** Start of Extracted data **

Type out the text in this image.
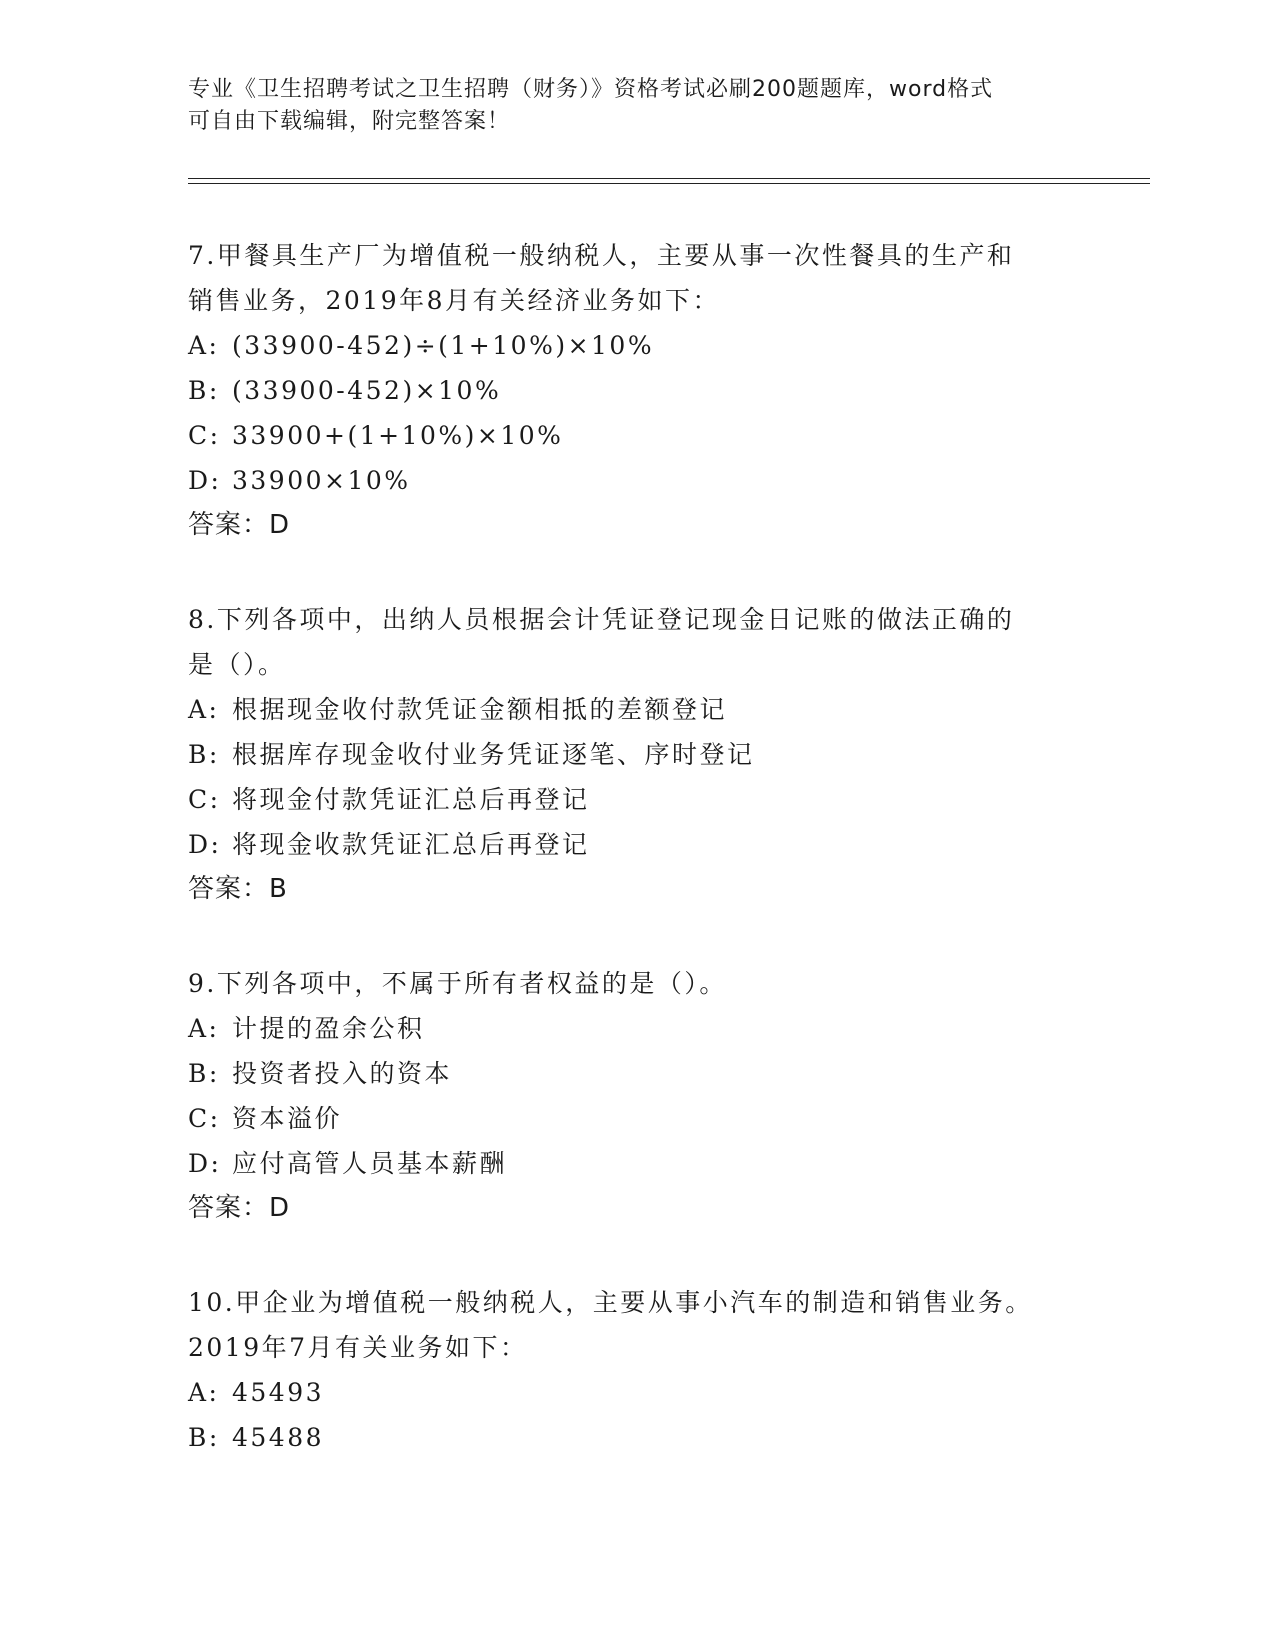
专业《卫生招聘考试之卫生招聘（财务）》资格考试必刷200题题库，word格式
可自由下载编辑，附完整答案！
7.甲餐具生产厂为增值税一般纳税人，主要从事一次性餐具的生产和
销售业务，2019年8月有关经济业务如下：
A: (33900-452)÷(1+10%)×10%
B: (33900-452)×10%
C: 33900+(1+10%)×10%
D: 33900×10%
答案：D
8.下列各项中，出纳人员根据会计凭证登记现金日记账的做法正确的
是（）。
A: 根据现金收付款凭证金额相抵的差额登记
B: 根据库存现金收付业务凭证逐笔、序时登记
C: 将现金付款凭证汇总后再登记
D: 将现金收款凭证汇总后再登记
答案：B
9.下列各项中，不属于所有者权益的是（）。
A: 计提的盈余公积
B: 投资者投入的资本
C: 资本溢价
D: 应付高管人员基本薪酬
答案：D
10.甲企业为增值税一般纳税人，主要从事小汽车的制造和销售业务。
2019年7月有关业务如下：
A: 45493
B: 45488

** End of Extracted data **

:: What this task involves ::
Gather up every line in the data above that contains the word "下列各项中", copying each one.

:: Response for this exercise ::
8.下列各项中，出纳人员根据会计凭证登记现金日记账的做法正确的
9.下列各项中，不属于所有者权益的是（）。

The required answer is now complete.